Detalle de tarea:
Reproduce tal cual, del fragmento sobre el principio de totalidad que aparece más abajo, todo lo que va desde "Se podría poner" hasta "de la sociedad.".

El principio de totalidad

 
El principio de totalidad lo podríamos definir como la supre­sión de una parte en bien del todo. Por ejemplo, es la pérdida vo­luntariamente querida de un miembro del cuerpo humano. Si el bien de todo el cuerpo humano lo requiere se puede eliminar una parte.

Debemos hacer hincapié en la diferencia entre el todo físico del moral. En el físico, las partes están subordinadas al todo. En el todo moral (la sociedad), la parte (individuo) no está absoluta­mente a disposición del todo. Por lo tanto, este principio no se puede aplicar al organismo social.

Se podría poner como ejemplo una ley de esterilización por parte del Estado. Esta no sería lícita. ¿Por qué? Pues porque la parte, en este caso la persona humana, tiene razón de ser en sí misma. El todo no puede exigir el exter­minio del más débil.

En el organismo moral (la sociedad) no tiene vigencia ese principio pues el todo moral no tiene una unidad subsistente como se da en los or­ganismos físicos. El hombre tiene razón de ser, independiente­mente de la sociedad.

Para que sea lícito este principio de totalidad en el plano de lo físico (el único en el que puede ser factible) deben darse las si­guientes condiciones:

o   que el órgano corporal (parte) dañe a todo el organismo;

o   que este daño no pueda ser eliminado a no ser con la mutilación;

o   que el efecto negativo (mutilación) sea compensado por el positivo (eliminación del peligro para todo el cuerpo).

Datos proporcionados:
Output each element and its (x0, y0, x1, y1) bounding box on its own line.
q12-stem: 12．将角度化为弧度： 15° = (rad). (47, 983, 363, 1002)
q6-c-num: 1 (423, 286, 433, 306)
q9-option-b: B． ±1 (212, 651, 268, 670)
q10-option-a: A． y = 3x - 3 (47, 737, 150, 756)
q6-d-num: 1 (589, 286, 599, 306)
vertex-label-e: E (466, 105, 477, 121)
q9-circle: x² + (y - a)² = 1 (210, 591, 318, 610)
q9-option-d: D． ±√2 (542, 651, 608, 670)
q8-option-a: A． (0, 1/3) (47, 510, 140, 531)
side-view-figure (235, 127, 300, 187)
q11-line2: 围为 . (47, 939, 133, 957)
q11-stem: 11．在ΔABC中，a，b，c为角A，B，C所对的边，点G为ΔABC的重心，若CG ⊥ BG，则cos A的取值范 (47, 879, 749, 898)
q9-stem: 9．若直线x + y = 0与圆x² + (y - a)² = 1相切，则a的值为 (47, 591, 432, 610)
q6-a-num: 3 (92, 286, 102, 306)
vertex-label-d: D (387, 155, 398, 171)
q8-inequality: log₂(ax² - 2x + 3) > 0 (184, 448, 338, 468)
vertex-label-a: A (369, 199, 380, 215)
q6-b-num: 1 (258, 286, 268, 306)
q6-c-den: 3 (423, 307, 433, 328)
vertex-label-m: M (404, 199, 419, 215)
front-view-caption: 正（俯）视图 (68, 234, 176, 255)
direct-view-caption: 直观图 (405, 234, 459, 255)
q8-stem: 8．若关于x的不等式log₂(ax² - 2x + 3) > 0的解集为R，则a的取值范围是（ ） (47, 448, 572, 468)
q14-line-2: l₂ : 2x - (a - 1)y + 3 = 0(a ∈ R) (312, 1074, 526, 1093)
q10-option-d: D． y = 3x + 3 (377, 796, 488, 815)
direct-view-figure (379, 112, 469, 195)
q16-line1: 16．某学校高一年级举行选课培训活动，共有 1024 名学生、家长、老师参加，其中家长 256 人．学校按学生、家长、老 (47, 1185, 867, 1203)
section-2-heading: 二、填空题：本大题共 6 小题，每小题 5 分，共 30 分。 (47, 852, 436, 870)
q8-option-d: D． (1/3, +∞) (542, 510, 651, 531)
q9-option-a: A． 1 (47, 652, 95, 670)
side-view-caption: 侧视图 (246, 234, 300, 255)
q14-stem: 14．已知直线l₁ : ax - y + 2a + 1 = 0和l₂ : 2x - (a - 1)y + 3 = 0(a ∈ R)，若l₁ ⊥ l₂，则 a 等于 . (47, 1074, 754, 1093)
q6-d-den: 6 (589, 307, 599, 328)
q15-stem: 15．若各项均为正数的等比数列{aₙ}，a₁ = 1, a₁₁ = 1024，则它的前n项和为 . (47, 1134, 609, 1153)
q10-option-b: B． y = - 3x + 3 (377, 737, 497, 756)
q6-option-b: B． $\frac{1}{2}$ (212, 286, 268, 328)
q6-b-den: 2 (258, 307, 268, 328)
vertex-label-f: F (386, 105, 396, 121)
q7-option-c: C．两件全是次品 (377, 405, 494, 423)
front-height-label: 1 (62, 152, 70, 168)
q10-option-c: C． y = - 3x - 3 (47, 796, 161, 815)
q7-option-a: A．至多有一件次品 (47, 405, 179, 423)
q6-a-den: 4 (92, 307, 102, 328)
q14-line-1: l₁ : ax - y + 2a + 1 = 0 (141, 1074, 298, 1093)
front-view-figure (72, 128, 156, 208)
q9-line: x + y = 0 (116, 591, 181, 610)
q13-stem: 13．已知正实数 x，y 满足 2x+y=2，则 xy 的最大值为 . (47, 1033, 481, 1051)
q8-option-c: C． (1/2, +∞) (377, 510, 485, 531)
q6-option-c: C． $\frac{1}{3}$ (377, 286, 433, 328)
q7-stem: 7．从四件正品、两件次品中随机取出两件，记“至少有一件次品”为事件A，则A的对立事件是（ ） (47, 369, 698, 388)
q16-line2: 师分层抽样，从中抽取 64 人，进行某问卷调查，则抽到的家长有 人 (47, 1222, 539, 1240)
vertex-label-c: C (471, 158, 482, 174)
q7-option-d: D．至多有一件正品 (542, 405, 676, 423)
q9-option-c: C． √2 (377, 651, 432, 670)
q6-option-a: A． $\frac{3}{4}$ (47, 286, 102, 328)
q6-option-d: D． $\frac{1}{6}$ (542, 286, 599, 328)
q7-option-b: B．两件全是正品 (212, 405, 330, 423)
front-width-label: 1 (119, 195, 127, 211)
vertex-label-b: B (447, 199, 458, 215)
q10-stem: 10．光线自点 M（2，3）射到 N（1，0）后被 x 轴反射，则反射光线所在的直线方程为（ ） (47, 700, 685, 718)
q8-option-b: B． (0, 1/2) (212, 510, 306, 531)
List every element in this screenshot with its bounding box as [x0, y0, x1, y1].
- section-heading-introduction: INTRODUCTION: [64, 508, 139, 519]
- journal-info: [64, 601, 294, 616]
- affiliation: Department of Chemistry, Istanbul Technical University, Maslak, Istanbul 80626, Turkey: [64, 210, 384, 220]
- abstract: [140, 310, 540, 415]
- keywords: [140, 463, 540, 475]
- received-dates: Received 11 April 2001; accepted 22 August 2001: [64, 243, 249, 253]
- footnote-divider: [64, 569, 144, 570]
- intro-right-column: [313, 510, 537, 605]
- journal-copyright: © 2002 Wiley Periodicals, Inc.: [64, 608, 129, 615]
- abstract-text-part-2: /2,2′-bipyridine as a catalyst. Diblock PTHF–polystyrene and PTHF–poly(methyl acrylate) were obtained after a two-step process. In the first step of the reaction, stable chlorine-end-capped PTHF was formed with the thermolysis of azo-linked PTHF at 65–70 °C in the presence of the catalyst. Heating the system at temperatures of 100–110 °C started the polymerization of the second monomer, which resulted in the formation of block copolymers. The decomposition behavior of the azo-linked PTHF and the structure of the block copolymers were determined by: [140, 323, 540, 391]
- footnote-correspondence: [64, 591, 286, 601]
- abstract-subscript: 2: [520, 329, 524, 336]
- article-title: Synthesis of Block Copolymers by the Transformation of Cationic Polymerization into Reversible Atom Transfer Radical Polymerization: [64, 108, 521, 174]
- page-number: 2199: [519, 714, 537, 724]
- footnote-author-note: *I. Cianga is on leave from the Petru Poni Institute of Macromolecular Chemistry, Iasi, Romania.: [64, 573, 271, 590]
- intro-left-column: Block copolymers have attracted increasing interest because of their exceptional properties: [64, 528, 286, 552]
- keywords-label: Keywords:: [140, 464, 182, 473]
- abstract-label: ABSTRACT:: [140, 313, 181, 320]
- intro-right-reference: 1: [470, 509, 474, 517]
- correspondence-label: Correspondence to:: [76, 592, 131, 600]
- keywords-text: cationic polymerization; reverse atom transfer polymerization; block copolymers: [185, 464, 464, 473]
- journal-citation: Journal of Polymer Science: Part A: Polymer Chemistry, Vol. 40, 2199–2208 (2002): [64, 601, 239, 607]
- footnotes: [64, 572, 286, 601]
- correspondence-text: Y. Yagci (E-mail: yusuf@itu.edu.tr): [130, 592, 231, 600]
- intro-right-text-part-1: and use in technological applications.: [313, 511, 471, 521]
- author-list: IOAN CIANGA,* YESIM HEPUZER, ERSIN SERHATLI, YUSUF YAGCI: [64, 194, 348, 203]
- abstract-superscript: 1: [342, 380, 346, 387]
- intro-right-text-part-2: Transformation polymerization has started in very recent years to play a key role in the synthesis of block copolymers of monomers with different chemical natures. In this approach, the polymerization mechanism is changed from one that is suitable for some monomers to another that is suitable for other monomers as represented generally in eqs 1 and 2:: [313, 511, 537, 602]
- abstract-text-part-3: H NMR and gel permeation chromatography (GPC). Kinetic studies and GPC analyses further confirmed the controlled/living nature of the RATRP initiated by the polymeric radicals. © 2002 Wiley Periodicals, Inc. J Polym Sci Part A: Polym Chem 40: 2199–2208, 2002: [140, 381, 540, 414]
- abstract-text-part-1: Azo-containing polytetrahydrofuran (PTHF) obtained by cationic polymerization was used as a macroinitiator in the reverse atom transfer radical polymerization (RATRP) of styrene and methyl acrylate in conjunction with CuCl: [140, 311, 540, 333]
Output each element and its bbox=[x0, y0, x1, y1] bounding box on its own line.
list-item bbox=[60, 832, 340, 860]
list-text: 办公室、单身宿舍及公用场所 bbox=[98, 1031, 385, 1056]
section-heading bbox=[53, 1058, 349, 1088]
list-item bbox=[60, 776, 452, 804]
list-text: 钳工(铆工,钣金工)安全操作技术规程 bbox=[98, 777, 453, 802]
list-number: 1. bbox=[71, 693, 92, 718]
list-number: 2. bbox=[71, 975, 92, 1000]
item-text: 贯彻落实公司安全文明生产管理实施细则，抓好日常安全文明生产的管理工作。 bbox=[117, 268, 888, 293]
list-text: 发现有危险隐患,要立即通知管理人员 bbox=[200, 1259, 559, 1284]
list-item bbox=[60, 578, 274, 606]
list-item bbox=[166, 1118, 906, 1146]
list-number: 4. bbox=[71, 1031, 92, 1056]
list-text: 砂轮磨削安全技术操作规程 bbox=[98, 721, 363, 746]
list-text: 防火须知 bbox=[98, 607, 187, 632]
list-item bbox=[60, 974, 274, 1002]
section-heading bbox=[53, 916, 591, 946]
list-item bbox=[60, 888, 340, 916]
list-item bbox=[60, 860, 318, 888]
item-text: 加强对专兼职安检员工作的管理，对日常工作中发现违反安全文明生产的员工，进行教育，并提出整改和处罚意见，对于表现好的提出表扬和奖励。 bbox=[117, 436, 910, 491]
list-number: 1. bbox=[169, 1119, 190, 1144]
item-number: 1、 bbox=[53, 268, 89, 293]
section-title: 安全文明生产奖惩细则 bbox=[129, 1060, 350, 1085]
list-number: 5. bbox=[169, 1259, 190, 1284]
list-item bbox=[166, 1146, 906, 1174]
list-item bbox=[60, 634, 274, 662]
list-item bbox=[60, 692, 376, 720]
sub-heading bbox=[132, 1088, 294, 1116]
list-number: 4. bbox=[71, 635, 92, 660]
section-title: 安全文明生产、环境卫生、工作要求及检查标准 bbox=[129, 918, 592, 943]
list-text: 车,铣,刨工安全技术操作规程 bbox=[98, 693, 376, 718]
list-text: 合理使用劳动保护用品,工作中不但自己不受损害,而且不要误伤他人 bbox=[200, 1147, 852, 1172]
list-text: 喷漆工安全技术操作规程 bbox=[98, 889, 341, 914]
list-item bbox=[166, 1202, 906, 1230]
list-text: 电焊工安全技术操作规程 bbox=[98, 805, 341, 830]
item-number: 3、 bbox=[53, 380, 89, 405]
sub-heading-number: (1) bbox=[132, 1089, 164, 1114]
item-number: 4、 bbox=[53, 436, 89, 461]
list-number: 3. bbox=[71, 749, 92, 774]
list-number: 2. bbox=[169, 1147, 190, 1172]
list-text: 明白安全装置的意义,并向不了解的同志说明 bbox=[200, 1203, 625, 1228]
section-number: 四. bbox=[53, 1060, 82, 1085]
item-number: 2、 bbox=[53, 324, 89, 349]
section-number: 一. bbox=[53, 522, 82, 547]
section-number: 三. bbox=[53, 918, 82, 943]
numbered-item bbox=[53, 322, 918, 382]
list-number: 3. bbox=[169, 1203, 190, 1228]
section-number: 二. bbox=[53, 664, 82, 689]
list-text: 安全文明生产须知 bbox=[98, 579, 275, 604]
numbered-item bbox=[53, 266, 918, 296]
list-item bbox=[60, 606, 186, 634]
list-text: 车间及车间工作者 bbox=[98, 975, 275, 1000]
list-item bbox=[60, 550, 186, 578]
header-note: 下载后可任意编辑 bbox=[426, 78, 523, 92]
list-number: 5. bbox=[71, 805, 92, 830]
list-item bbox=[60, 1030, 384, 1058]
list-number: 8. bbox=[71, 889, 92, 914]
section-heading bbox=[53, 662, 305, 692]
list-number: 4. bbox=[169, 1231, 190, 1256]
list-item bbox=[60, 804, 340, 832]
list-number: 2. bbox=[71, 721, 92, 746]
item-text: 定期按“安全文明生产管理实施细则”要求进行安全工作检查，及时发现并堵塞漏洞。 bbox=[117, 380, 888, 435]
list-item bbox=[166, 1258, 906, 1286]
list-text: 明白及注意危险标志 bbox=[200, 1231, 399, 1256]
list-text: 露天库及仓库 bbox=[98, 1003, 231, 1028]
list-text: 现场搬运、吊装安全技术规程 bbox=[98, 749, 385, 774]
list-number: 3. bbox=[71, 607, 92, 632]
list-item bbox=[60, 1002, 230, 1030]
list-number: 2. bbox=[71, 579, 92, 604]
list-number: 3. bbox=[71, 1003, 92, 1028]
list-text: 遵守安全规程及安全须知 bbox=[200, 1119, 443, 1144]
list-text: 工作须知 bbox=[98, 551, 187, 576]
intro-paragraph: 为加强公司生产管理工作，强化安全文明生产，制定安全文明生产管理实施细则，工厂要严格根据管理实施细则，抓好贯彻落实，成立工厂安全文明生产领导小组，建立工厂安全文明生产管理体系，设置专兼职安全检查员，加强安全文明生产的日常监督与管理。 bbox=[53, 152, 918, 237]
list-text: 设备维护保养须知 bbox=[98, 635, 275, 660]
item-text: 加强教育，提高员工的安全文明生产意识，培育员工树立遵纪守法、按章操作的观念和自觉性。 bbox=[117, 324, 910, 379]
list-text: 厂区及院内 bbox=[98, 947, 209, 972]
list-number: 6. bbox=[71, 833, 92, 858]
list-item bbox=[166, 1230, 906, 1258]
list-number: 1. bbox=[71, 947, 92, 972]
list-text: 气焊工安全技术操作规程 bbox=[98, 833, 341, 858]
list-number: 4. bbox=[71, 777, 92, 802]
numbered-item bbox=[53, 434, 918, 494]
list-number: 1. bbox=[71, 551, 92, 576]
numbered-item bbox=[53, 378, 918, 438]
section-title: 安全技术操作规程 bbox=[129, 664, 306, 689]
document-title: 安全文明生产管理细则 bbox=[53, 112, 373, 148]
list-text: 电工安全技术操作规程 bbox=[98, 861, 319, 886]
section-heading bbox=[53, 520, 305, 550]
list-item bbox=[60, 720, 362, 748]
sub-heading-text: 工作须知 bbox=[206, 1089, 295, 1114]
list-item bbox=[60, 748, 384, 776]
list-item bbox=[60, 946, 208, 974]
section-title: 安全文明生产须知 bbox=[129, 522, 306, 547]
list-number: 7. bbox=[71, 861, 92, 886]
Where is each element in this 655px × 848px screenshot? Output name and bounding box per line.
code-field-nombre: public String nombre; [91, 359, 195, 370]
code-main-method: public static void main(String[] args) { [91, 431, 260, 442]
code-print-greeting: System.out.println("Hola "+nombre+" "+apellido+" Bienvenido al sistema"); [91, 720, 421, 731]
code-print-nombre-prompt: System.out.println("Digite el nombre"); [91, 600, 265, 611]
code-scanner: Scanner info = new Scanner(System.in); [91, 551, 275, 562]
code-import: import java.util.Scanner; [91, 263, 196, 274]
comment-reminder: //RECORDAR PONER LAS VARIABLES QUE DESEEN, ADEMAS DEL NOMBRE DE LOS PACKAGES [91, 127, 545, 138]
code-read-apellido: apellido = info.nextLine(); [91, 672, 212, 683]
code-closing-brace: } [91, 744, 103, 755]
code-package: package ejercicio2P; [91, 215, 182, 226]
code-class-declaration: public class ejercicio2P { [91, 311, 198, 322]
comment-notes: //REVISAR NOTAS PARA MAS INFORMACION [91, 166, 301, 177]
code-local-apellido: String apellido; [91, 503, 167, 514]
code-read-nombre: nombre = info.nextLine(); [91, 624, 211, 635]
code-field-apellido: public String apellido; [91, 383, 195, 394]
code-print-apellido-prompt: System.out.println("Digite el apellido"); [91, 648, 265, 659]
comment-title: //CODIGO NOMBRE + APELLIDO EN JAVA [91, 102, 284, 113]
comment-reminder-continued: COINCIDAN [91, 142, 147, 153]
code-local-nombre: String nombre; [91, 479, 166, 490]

Respuesta propuesta:
Se podría poner como ejemplo una ley de esterilización por parte del Estado. Esta no sería lícita. ¿Por qué? Pues porque la parte, en este caso la persona humana, tiene razón de ser en sí misma. El todo no puede exigir el exter­minio del más débil.

En el organismo moral (la sociedad) no tiene vigencia ese principio pues el todo moral no tiene una unidad subsistente como se da en los or­ganismos físicos. El hombre tiene razón de ser, independiente­mente de la sociedad.